* **WRITTEN EXERCISE 1**:
In the entries, take the stretch from the line containing "Enumerate the UI" through the line containing "legend-swatch-nuv [723,161,763,178]" and write it out again with every "series-band" changed to "series-region", leaving everything else as it is.
+++
The operating efficiencies and prudent working capital management by the company resulted in its maintaining a conservative debt profile with consolidated net debt of Rs. 122.52 Crores and a debt to equity ratio of 0.36 x and net debt to EBITDA ratio of 1.05 x as of March 31, 2013. Your Company continues to focus on generating strong cash flows to meet its future growth plans from internal accruals. The Company is comfortable with its current liquidity position and foreseeable funds requirement

Listing of equity shares

The Company''s equity shares are listed at the Bombay Stock Exchange Limited, the National Stock Exchange of India Limited and MCX Stock Exchange Limited. The company has obtained listing approval from MCX Stock Exchange and the shares are listed from May 3,2013.

Change of address of registered office of the Company

With effect from May 10, 2013, the address of the Registered Office of Pennar Industries Limited has been changed to Floor No. 3, DHFLVC Silicon Towers, Kondapur, Hyderabad-500084.
+++
* **WRITTEN EXERCISE 2**:
Answer these questions from the company report excerpt:
(a) What was the consolidated net debt as of March 31, 2013?
(b) From what date are the shares listed on MCX Stock Exchange?
(c) From what date did the registered office address change?

* **INPUT FOR THIS TASK**:
+++
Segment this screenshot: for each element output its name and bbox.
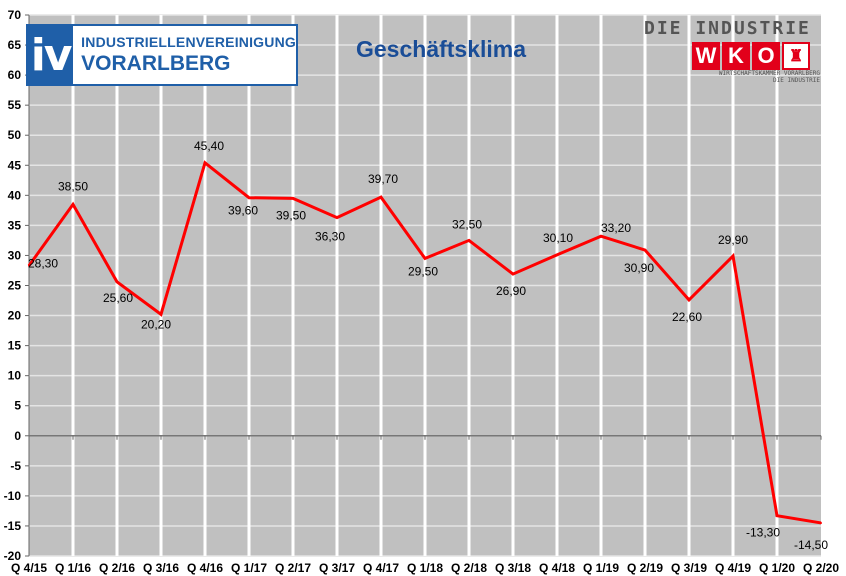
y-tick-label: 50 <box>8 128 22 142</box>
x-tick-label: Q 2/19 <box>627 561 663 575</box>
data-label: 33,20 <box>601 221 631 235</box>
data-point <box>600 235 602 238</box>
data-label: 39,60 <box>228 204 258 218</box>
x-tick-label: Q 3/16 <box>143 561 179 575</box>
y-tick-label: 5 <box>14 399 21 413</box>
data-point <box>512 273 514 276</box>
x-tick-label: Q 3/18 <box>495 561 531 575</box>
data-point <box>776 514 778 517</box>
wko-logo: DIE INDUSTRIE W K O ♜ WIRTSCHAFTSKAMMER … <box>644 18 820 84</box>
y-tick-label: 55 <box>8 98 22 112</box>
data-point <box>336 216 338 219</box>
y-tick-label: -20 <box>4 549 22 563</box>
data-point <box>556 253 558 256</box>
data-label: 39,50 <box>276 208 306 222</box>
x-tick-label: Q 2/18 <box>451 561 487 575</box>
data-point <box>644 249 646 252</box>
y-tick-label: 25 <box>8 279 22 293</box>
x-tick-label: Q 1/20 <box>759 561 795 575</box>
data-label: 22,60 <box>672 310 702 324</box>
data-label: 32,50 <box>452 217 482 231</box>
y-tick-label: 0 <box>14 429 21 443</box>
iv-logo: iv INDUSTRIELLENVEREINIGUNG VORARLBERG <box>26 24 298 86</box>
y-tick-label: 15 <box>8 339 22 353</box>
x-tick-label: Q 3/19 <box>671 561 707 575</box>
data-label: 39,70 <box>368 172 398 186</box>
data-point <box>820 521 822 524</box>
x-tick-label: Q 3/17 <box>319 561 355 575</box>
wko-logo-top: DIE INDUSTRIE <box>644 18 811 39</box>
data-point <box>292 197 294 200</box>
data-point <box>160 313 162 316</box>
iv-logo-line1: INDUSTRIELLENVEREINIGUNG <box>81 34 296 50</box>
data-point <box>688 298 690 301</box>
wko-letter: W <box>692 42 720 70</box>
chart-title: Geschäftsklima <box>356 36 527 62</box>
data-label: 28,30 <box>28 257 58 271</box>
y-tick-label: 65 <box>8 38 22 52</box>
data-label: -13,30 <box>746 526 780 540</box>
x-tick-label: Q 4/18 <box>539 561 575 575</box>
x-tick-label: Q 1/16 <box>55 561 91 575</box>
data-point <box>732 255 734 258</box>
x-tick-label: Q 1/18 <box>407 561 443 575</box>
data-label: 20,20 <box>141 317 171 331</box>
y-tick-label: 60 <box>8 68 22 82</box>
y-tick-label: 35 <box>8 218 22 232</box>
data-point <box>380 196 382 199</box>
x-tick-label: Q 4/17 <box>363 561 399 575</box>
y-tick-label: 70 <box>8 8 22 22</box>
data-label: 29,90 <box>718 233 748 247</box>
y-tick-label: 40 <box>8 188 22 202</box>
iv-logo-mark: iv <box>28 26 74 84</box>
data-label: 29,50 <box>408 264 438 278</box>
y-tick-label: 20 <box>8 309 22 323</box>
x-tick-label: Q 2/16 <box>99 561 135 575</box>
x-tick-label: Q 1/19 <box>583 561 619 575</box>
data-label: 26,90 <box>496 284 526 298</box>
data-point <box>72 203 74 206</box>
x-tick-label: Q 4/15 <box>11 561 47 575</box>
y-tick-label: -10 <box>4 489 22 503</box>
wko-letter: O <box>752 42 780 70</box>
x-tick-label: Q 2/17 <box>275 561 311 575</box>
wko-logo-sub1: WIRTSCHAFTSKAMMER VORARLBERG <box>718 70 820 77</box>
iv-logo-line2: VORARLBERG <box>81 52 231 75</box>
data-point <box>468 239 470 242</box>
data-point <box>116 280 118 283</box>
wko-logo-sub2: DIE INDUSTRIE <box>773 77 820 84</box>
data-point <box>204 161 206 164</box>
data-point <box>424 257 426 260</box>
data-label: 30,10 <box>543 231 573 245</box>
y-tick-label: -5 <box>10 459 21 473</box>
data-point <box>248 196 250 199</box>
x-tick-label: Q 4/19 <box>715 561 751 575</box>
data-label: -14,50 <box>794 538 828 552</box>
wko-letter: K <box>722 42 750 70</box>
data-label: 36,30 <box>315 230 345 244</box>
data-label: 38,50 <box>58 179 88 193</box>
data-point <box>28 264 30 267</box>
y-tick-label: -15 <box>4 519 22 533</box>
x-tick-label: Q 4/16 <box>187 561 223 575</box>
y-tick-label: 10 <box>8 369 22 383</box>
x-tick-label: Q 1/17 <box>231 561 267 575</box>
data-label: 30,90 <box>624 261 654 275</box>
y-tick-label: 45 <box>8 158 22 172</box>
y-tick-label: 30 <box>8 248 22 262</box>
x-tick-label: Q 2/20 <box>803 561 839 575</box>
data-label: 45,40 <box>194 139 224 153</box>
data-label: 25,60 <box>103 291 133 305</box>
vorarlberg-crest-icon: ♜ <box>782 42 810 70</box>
+++
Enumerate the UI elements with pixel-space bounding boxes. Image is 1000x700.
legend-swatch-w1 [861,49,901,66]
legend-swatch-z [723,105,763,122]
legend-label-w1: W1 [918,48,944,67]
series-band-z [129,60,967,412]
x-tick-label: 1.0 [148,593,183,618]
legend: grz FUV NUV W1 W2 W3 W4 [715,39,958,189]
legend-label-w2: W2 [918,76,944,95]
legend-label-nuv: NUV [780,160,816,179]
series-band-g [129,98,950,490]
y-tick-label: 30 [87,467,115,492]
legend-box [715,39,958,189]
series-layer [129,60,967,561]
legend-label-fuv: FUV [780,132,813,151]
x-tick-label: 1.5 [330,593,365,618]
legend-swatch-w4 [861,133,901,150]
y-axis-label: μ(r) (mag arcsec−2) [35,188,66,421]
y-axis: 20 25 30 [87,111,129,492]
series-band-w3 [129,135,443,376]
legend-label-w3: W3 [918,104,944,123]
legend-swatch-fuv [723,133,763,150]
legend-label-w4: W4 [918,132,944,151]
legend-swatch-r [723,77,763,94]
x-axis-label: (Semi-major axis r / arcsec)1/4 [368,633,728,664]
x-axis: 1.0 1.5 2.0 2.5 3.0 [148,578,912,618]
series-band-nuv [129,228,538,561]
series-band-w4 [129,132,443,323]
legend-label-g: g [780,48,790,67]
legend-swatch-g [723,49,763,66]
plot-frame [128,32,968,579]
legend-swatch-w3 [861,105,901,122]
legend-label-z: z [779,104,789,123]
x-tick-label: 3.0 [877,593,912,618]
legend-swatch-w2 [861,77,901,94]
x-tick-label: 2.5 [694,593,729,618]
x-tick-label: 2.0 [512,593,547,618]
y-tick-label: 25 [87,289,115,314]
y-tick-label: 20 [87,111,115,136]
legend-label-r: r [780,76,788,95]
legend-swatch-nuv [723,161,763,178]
+++
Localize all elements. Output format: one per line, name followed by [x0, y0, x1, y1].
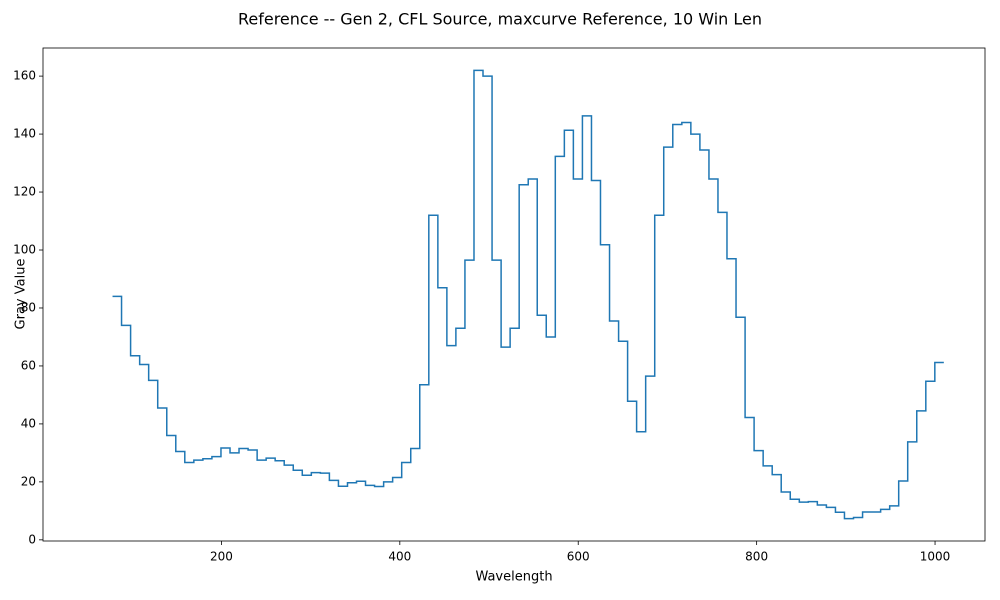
+++
* **TASK RESULT 1**:
Enumerate the UI elements with pixel-space bounding boxes. Image is 1000x700.
legend-swatch-w1 [861,49,901,66]
legend-swatch-z [723,105,763,122]
legend-label-w1: W1 [918,48,944,67]
series-region-z [129,60,967,412]
x-tick-label: 1.0 [148,593,183,618]
legend: grz FUV NUV W1 W2 W3 W4 [715,39,958,189]
legend-label-w2: W2 [918,76,944,95]
legend-label-nuv: NUV [780,160,816,179]
series-region-g [129,98,950,490]
y-tick-label: 30 [87,467,115,492]
legend-box [715,39,958,189]
series-layer [129,60,967,561]
legend-label-fuv: FUV [780,132,813,151]
x-tick-label: 1.5 [330,593,365,618]
legend-swatch-w4 [861,133,901,150]
y-axis-label: μ(r) (mag arcsec−2) [35,188,66,421]
y-axis: 20 25 30 [87,111,129,492]
series-region-w3 [129,135,443,376]
legend-label-w3: W3 [918,104,944,123]
legend-swatch-fuv [723,133,763,150]
legend-label-w4: W4 [918,132,944,151]
legend-swatch-r [723,77,763,94]
x-axis-label: (Semi-major axis r / arcsec)1/4 [368,633,728,664]
x-axis: 1.0 1.5 2.0 2.5 3.0 [148,578,912,618]
series-region-nuv [129,228,538,561]
series-region-w4 [129,132,443,323]
legend-label-g: g [780,48,790,67]
legend-swatch-g [723,49,763,66]
plot-frame [128,32,968,579]
legend-swatch-w3 [861,105,901,122]
legend-label-z: z [779,104,789,123]
x-tick-label: 3.0 [877,593,912,618]
legend-swatch-w2 [861,77,901,94]
x-tick-label: 2.5 [694,593,729,618]
x-tick-label: 2.0 [512,593,547,618]
y-tick-label: 25 [87,289,115,314]
y-tick-label: 20 [87,111,115,136]
legend-label-r: r [780,76,788,95]
legend-swatch-nuv [723,161,763,178]

* **TASK RESULT 2**:
(a) Rs. 122.52 Crores
(b) May 3, 2013
(c) May 10, 2013